EXERCISE TASK> Copy out, from the entries below, each line holding the string "diamond".

[Items from a figure collection]
[BEGIN]

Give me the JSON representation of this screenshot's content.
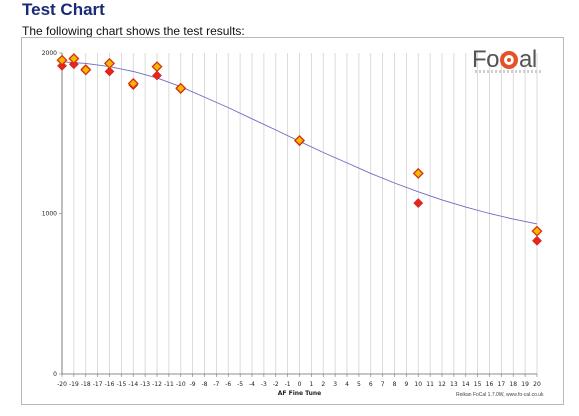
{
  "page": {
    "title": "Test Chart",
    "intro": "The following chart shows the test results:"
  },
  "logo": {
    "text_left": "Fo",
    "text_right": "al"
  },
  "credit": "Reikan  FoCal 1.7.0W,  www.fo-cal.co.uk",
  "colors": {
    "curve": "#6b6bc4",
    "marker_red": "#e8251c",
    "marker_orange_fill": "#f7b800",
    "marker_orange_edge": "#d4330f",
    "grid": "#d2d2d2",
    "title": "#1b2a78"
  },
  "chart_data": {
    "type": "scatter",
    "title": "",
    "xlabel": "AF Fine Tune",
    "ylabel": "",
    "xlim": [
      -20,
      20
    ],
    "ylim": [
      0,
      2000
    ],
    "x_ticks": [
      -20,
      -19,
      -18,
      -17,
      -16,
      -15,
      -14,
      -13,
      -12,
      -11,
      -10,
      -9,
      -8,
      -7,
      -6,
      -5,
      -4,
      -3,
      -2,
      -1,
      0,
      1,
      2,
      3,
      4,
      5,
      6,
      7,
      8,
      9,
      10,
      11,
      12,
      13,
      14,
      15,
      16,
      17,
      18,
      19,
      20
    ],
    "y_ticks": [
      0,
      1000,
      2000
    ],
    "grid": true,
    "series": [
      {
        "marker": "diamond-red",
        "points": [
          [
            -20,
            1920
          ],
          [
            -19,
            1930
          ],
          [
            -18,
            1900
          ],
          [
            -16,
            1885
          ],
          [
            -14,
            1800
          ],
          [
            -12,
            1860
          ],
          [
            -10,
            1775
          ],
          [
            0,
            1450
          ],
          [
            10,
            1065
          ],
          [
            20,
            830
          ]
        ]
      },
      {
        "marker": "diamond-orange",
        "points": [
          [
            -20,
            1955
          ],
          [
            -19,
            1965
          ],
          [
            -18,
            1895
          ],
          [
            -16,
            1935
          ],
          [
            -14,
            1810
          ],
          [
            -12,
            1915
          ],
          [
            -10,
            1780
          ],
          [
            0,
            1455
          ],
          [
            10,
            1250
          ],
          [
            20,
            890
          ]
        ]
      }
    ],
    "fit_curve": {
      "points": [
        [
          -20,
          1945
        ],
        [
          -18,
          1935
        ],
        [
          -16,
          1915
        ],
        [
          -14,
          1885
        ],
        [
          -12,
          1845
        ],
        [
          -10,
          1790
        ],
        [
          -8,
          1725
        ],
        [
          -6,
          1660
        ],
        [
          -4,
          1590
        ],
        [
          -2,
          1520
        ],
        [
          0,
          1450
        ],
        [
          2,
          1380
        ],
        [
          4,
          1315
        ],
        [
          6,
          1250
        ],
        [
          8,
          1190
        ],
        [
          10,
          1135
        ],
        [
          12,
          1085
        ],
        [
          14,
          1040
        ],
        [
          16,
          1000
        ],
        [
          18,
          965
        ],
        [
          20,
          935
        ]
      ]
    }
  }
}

[END]
[BEGIN]

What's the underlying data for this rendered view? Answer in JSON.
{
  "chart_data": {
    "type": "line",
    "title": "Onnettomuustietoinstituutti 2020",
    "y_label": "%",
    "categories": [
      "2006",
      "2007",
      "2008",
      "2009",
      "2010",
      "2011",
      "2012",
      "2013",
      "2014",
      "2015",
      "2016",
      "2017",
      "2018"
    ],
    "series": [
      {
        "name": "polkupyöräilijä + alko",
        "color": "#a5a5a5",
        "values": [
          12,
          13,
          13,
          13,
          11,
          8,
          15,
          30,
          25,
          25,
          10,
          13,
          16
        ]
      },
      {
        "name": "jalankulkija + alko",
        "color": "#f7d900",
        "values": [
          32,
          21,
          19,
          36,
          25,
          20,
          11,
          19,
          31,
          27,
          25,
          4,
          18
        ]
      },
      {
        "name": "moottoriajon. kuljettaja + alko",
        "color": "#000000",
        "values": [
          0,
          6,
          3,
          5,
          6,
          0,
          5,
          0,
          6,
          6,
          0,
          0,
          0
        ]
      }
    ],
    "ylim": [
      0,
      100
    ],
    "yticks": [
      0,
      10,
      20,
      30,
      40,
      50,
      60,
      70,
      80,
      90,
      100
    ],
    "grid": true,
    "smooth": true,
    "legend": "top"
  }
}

[END]

SOLUTION TO THIS PROBLEM>
        "marker": "diamond-red",
        "marker": "diamond-orange",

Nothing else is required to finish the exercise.